▽
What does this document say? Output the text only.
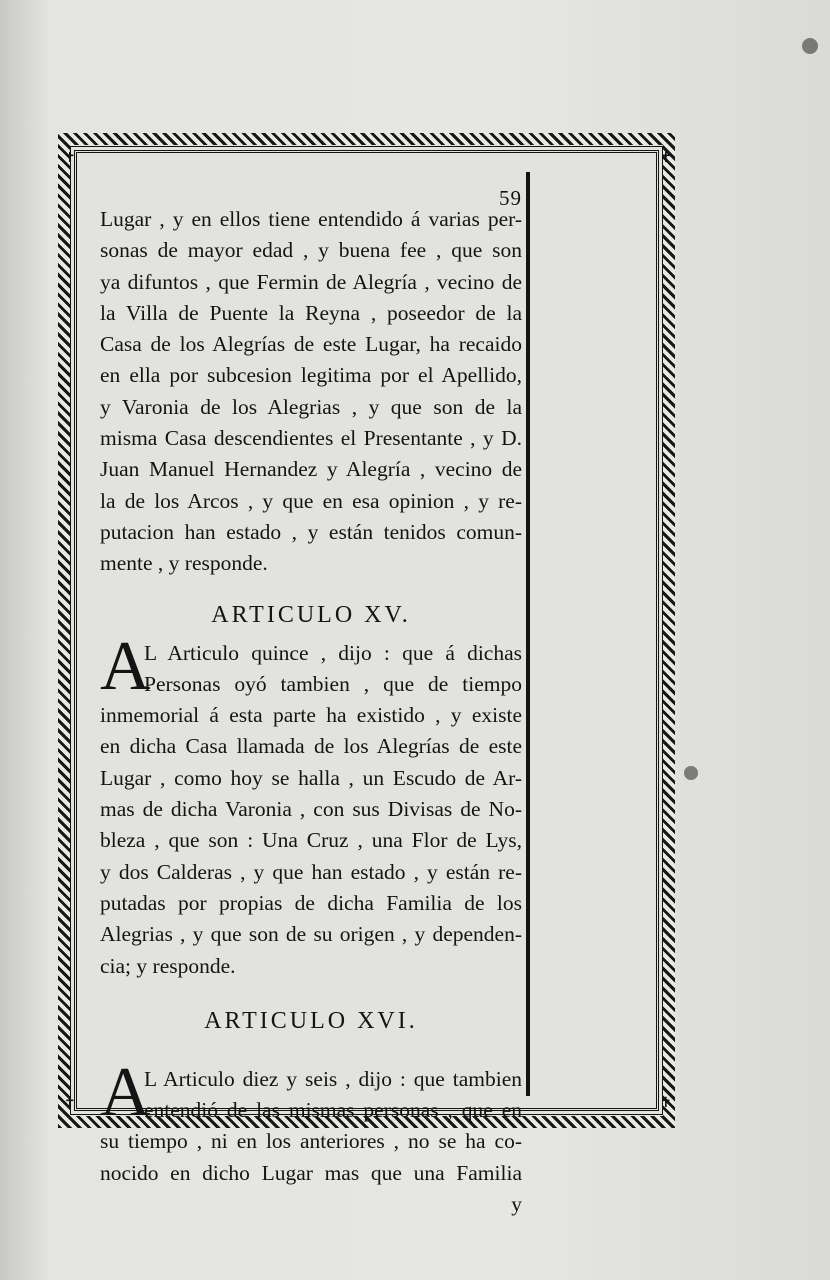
✝	✝
✝	✝
59
Lugar , y en ellos tiene entendido á varias per-
sonas de mayor edad , y buena fee , que son
ya difuntos , que Fermin de Alegría , vecino de
la Villa de Puente la Reyna , poseedor de la
Casa de los Alegrías de este Lugar, ha recaido
en ella por subcesion legitima por el Apellido,
y Varonia de los Alegrias , y que son de la
misma Casa descendientes el Presentante , y D.
Juan Manuel Hernandez y Alegría , vecino de
la de los Arcos , y que en esa opinion , y re-
putacion han estado , y están tenidos comun-
mente , y responde.
ARTICULO XV.
A
L Articulo quince , dijo : que á dichas
Personas oyó tambien , que de tiempo
inmemorial á esta parte ha existido , y existe
en dicha Casa llamada de los Alegrías de este
Lugar , como hoy se halla , un Escudo de Ar-
mas de dicha Varonia , con sus Divisas de No-
bleza , que son : Una Cruz , una Flor de Lys,
y dos Calderas , y que han estado , y están re-
putadas por propias de dicha Familia de los
Alegrias , y que son de su origen , y dependen-
cia; y responde.
ARTICULO XVI.
A
L Articulo diez y seis , dijo : que tambien
entendió de las mismas personas , que en
su tiempo , ni en los anteriores , no se ha co-
nocido en dicho Lugar mas que una Familia
y
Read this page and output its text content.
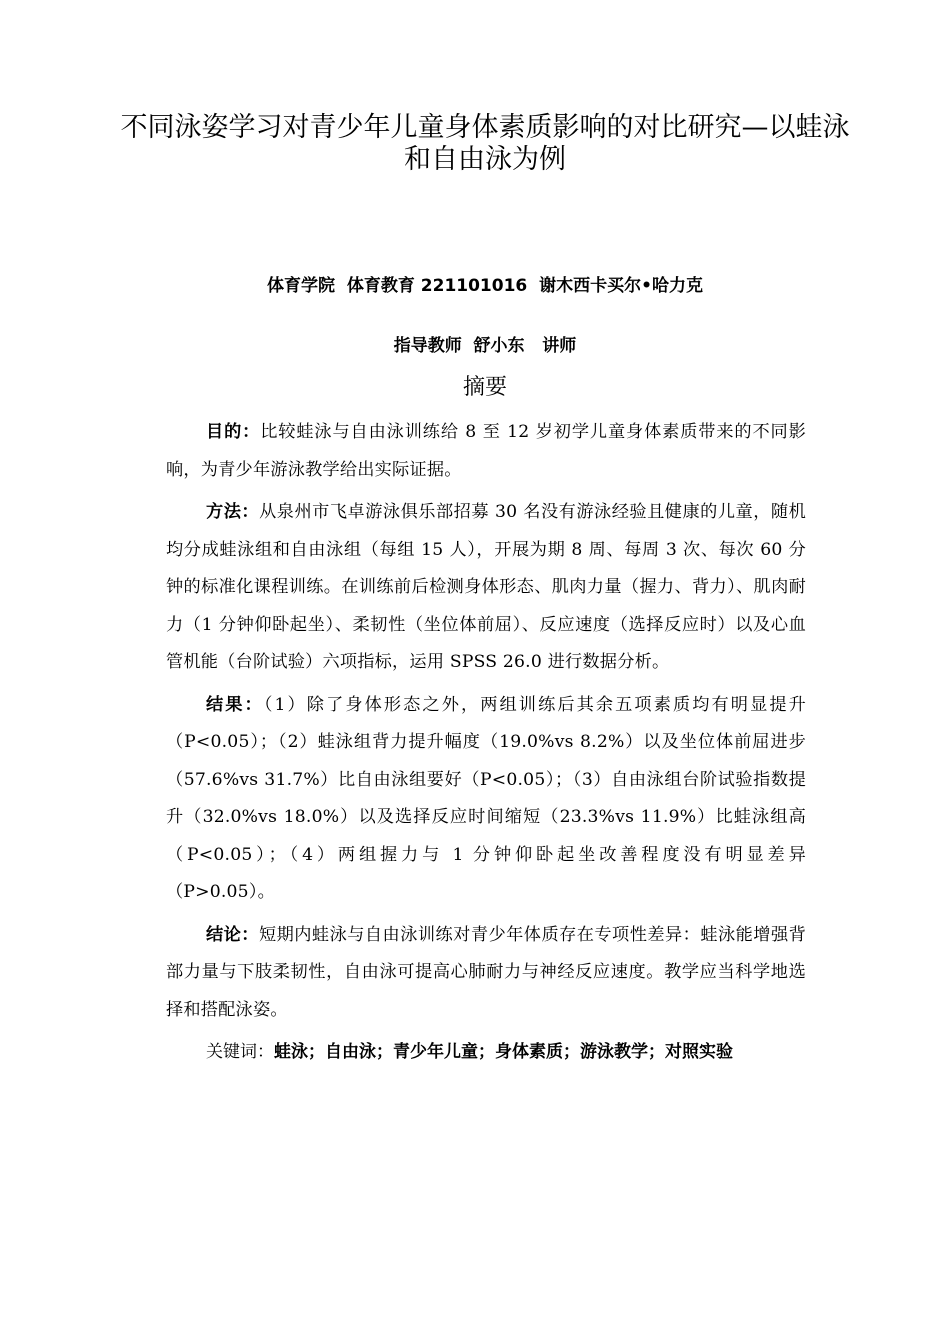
不同泳姿学习对青少年儿童身体素质影响的对比研究—以蛙泳和自由泳为例
体育学院  体育教育 221101016  谢木西卡买尔•哈力克
指导教师  舒小东   讲师
摘要

目的：比较蛙泳与自由泳训练给 8 至 12 岁初学儿童身体素质带来的不同影响，为青少年游泳教学给出实际证据。

方法：从泉州市飞卓游泳俱乐部招募 30 名没有游泳经验且健康的儿童，随机均分成蛙泳组和自由泳组（每组 15 人），开展为期 8 周、每周 3 次、每次 60 分钟的标准化课程训练。在训练前后检测身体形态、肌肉力量（握力、背力）、肌肉耐力（1 分钟仰卧起坐）、柔韧性（坐位体前屈）、反应速度（选择反应时）以及心血管机能（台阶试验）六项指标，运用 SPSS 26.0 进行数据分析。

结果：（1）除了身体形态之外，两组训练后其余五项素质均有明显提升（P<0.05）；（2）蛙泳组背力提升幅度（19.0%vs 8.2%）以及坐位体前屈进步（57.6%vs 31.7%）比自由泳组要好（P<0.05）；（3）自由泳组台阶试验指数提升（32.0%vs 18.0%）以及选择反应时间缩短（23.3%vs 11.9%）比蛙泳组高（P<0.05）；（4）两组握力与 1 分钟仰卧起坐改善程度没有明显差异（P>0.05）。

结论：短期内蛙泳与自由泳训练对青少年体质存在专项性差异：蛙泳能增强背部力量与下肢柔韧性，自由泳可提高心肺耐力与神经反应速度。教学应当科学地选择和搭配泳姿。

关键词：蛙泳；自由泳；青少年儿童；身体素质；游泳教学；对照实验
△
» EXERCISE PROMPT:
In the listing above, locate each line with "están" and copy it.

» COMPLETE OUTPUT:
putacion han estado , y están tenidos comun-
y dos Calderas , y que han estado , y están re-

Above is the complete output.